• Problem to work on: In the records below, pick out all lines containing the word "Authorities".

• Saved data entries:

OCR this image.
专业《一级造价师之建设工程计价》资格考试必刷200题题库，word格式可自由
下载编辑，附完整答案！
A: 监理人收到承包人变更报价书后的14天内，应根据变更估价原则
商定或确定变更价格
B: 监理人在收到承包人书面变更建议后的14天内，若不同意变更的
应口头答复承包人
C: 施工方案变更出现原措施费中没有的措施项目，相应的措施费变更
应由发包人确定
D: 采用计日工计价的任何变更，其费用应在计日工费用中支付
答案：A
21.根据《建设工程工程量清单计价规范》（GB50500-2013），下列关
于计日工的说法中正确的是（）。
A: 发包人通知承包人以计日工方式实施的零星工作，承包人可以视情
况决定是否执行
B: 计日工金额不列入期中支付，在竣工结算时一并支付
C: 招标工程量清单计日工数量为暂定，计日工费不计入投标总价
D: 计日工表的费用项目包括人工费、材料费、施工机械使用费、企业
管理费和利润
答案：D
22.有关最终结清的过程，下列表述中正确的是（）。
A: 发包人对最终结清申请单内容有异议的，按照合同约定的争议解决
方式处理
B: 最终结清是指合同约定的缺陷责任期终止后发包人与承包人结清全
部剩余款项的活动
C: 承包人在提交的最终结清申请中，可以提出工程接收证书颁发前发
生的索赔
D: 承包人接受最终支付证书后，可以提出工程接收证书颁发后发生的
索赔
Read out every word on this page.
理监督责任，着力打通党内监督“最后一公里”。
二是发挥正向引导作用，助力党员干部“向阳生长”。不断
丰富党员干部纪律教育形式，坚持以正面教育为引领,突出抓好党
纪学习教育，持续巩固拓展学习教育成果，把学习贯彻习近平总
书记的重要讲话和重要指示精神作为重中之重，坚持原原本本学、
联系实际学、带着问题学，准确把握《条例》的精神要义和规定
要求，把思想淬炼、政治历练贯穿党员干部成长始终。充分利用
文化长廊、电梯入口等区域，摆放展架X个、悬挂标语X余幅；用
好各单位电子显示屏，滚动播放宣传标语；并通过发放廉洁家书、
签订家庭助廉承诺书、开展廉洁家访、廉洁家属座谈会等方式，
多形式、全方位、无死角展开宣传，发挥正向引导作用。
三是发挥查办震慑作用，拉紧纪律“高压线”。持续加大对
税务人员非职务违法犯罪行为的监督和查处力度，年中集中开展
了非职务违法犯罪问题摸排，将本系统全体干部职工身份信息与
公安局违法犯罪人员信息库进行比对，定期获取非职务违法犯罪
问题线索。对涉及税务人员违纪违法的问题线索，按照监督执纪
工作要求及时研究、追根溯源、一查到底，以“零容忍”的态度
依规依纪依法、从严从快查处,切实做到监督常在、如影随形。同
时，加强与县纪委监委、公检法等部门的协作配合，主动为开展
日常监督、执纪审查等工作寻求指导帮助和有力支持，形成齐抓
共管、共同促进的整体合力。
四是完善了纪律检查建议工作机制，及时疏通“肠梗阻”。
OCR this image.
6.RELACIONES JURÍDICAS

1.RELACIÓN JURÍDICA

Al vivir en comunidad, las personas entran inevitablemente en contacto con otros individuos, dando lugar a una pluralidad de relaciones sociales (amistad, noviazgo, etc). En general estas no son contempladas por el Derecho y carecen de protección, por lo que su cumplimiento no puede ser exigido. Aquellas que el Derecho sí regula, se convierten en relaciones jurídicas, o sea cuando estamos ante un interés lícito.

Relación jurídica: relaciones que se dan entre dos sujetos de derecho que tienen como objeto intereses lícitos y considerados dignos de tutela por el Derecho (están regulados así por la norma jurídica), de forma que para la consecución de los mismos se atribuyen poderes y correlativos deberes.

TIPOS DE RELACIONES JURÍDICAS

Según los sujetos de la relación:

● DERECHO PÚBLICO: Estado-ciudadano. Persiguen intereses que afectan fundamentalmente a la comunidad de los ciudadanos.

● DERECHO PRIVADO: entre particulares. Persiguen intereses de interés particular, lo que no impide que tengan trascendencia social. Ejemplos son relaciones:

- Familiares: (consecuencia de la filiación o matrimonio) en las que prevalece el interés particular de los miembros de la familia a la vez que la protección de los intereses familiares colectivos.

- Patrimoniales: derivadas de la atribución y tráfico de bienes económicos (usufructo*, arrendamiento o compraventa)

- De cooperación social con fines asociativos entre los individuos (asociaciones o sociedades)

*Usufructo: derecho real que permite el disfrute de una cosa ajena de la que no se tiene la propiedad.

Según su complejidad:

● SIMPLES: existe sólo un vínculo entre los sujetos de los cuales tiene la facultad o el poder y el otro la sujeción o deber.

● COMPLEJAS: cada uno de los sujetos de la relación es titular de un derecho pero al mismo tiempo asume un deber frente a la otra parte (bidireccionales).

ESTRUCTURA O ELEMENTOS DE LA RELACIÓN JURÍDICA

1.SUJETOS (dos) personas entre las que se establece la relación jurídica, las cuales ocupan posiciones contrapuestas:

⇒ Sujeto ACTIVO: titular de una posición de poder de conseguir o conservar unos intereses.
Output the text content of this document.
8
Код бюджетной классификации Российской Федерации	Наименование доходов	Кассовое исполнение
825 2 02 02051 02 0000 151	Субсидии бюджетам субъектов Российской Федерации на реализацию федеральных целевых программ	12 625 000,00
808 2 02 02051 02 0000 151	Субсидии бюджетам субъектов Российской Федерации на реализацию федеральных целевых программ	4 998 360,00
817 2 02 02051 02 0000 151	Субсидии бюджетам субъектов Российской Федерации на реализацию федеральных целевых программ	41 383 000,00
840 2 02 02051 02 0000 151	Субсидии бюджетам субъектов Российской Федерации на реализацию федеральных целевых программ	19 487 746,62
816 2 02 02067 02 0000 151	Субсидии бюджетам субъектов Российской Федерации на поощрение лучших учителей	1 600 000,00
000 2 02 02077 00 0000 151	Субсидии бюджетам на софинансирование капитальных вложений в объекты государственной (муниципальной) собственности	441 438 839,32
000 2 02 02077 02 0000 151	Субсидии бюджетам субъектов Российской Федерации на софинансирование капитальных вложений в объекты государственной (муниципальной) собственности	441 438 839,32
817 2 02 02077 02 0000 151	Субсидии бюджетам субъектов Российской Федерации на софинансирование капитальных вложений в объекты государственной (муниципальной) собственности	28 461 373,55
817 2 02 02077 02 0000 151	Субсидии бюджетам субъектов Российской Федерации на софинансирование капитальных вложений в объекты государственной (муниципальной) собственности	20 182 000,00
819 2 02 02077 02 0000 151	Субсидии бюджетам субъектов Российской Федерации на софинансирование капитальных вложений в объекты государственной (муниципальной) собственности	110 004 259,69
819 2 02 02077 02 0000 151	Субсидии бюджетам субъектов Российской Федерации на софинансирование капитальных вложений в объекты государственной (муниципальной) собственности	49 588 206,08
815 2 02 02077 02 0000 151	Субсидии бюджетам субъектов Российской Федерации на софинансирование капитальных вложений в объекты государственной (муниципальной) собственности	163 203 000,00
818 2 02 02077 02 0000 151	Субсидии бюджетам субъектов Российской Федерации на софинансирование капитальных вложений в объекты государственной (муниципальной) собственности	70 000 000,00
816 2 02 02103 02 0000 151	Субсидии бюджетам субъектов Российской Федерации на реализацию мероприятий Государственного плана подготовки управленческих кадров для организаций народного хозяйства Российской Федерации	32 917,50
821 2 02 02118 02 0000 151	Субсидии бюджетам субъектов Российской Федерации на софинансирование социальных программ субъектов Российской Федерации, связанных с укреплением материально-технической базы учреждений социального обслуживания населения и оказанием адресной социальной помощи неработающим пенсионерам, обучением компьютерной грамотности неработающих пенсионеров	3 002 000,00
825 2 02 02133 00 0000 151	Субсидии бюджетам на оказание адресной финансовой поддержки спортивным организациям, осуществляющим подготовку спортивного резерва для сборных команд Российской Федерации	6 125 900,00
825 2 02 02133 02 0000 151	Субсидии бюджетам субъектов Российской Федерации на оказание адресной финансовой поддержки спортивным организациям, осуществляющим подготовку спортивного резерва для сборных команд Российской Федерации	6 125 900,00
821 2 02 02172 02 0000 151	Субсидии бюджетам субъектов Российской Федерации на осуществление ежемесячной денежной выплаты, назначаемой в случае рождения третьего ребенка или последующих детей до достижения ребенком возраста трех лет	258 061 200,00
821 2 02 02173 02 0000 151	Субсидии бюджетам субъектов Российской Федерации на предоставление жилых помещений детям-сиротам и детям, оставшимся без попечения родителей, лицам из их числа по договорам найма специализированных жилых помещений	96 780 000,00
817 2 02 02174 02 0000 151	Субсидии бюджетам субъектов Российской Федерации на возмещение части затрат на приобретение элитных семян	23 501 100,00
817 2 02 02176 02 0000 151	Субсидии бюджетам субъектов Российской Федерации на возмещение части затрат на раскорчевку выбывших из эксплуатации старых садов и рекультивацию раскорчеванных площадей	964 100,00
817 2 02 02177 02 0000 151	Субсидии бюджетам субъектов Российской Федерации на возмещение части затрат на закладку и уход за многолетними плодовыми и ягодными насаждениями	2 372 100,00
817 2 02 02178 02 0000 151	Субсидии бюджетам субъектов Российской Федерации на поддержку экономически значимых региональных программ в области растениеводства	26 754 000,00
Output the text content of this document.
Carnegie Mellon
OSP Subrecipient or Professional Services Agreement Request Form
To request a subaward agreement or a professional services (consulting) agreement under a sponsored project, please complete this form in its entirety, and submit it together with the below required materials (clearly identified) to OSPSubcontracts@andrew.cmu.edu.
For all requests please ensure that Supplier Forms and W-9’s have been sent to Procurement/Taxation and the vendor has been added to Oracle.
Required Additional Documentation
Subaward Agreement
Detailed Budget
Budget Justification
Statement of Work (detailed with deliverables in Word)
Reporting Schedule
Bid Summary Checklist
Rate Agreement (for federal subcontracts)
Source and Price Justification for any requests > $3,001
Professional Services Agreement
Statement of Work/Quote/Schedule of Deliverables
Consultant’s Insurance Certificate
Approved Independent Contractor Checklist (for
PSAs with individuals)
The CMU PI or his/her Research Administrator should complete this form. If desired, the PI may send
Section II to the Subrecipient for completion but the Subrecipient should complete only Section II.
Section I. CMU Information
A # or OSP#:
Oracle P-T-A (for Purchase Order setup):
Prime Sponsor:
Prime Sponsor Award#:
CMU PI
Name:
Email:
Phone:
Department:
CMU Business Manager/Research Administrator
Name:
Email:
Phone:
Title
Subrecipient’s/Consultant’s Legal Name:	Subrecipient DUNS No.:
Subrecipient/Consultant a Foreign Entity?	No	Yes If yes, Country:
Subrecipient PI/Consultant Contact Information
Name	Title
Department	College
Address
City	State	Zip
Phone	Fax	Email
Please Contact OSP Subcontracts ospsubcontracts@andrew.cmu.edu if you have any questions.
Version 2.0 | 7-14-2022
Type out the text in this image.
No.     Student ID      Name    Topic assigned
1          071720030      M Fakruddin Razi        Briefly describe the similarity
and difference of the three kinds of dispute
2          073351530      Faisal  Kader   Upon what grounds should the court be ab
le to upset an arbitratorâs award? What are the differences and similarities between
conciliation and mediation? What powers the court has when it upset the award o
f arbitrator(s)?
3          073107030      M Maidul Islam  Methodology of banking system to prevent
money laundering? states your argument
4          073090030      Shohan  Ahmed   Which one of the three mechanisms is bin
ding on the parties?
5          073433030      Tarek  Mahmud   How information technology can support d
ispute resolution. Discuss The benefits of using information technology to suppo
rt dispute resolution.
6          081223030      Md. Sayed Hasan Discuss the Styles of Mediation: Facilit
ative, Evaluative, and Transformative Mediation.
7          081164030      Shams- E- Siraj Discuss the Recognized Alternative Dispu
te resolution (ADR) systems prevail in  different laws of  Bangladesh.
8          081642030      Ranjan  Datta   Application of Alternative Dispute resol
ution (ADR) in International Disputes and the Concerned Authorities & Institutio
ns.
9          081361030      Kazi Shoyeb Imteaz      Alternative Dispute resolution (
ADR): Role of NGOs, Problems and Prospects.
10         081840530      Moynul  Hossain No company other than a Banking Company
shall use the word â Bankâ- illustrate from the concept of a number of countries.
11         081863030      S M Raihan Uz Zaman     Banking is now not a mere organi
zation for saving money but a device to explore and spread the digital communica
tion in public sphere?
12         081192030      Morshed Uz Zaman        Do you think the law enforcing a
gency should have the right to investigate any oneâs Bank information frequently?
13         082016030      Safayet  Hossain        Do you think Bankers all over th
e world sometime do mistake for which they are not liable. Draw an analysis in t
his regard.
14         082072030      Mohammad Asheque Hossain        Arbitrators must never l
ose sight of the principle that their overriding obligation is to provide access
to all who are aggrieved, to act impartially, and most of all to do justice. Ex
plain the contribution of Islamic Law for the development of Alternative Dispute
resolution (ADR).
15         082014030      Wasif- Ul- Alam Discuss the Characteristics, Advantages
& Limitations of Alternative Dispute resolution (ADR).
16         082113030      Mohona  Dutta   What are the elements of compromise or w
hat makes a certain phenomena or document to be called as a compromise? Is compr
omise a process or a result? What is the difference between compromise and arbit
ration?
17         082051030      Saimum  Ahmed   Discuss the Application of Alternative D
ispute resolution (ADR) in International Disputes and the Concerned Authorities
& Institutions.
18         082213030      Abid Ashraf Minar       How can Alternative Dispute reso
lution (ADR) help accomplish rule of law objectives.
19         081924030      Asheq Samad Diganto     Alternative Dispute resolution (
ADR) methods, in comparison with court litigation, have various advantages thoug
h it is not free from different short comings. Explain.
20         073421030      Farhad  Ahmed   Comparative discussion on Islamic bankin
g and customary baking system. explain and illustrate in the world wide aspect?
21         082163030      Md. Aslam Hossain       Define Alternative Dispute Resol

• Task response:
ution (ADR) in International Disputes and the Concerned Authorities & Institutio
ispute resolution (ADR) in International Disputes and the Concerned Authorities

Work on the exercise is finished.